* Texto proporcionado *

La otra transición ‘modélica’ española

La otra transición ‘modélica’ española

La-otra-transición-ElNani-lqsUrania Berlín*. LQSomos. Noviembre 2015

Mafia policial, lumpen, atracos, torturas, desapariciones, asesinatos de Estado

De la transición política española (más conocida como “transacción”, “amaño” o “fraude postfranquista”) ya se ha hablado por aquí en alguna que otra entrada. Fue un arreglo político que hicieron los viejos camaradas de Franco, travestidos en el nuevo escenario diseñado por EEUU para España, junto al reformismo felipista-carrillista, con el objetivo de que el “nuevo” régimen se hiciera sin trauma alguno para los vencedores del 18 de julio y, de paso, se diera un escarmiento a los contestatarios que exigían ruptura. Pero hubo otra “transición”, la social, que indiscutiblemente estuvo aparejada a la primera y que pasó, si cabe, un poco más desapercibida pero no por ello con iguales y violentos efectos colaterales. El caso de Santiago Corella “El Nani”, fue, sin duda el más relevante de esa otra “transición social” ya que se trató del primer desaparecido (12 de noviembre de 1983), dicen, de esto que llaman democracia, algo completamente incierto puesto que José Manuel Moreno Bergaretxe (Pertur) el dirigente de ETA-Político Militar fue secuestrado años antes (en 1976) por mercenarios terroristas de Gladio a instancias de los aparatos policiales españoles para, posteriormente, ser asesinado y hacer desaparecer su cuerpo, aunque ha persistido hasta el día de hoy el bulo oficial de que fue un “ajuste de cuentas” de la otra rama de ETA (la militar). Incluso, bastantes años más tarde (en 1997), Antonio Anglés, la marioneta-delincuente que utilizaron los asesinos de las niñas de Alcásser, se podría considerar perfectamente como otro desaparecido de la democracia. Porque Anglés no se fue a Irlanda, como dijeron en la rocambolesca y fabricada versión oficial, sino que le “pescaron” con total seguridad en territorio español (estaba en el guión de la conspiración criminal de Alcásser), le liquidaron y le enterraron (en cal viva o mediante otro método).

* Instrucciones *
Responde estas preguntas a partir del texto sobre la otra transición:
1. ¿En qué fecha desapareció Santiago Corella, "El Nani"?
2. ¿En qué año fue secuestrado José Manuel Moreno Bergaretxe (Pertur)?
3. Según la versión oficial que menciona el texto, ¿a qué país se fue Antonio Anglés?
El material no guarda relación con el texto sobre la otra transición.

* Material enumerado *
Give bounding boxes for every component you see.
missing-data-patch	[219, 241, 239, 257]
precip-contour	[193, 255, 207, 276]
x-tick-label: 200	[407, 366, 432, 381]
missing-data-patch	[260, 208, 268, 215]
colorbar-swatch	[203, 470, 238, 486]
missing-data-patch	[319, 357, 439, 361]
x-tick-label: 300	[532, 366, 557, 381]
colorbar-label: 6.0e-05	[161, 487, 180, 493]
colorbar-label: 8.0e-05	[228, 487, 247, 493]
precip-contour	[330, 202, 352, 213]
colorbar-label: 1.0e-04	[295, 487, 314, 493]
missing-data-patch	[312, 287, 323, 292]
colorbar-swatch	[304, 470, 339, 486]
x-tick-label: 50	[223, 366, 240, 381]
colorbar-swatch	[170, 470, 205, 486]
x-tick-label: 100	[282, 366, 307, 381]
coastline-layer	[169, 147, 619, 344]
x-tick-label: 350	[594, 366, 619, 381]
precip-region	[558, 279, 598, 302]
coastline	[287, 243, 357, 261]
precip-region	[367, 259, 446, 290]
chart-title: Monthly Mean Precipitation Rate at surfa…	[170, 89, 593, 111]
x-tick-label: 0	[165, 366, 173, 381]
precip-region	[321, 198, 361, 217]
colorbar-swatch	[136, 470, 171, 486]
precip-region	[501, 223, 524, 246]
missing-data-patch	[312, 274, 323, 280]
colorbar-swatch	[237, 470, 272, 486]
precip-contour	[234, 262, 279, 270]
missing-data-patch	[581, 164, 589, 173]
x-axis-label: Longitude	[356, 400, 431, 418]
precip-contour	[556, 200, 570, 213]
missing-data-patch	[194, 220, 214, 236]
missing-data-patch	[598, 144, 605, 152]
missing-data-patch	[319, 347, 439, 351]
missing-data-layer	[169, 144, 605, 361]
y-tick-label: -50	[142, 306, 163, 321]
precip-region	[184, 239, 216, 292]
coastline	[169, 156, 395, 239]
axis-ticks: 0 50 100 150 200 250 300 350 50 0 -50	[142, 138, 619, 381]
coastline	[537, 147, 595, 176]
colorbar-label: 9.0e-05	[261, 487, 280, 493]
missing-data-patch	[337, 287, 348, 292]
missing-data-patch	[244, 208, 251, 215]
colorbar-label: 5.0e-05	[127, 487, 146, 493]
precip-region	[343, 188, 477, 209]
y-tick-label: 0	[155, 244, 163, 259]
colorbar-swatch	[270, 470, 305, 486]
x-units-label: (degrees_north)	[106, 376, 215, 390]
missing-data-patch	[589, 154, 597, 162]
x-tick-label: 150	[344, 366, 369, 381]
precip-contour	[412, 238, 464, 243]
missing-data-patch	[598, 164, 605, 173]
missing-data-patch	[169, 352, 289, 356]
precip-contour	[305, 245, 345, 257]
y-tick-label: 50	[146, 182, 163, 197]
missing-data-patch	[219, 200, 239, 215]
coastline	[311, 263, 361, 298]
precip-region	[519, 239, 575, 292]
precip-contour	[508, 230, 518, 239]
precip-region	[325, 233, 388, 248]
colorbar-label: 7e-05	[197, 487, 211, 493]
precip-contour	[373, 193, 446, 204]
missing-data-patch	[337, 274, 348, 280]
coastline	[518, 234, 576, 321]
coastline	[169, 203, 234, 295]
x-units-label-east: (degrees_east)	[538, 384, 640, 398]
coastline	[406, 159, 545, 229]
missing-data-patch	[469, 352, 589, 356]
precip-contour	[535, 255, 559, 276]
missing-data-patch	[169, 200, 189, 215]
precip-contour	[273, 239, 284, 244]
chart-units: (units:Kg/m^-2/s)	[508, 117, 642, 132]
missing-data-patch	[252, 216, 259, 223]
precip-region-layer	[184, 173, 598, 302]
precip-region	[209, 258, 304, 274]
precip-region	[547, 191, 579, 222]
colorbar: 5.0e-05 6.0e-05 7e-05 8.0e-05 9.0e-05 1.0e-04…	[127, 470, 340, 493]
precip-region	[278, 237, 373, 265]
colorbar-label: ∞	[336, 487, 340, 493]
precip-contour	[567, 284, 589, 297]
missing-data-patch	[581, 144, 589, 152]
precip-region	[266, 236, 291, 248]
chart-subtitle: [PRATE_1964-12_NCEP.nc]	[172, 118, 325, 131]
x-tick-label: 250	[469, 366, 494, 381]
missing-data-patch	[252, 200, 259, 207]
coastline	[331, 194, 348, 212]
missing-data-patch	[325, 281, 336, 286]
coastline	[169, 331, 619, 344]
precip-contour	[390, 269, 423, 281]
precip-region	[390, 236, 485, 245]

* Respuesta esperada *
1. El 12 de noviembre de 1983.
2. En 1976.
3. A Irlanda.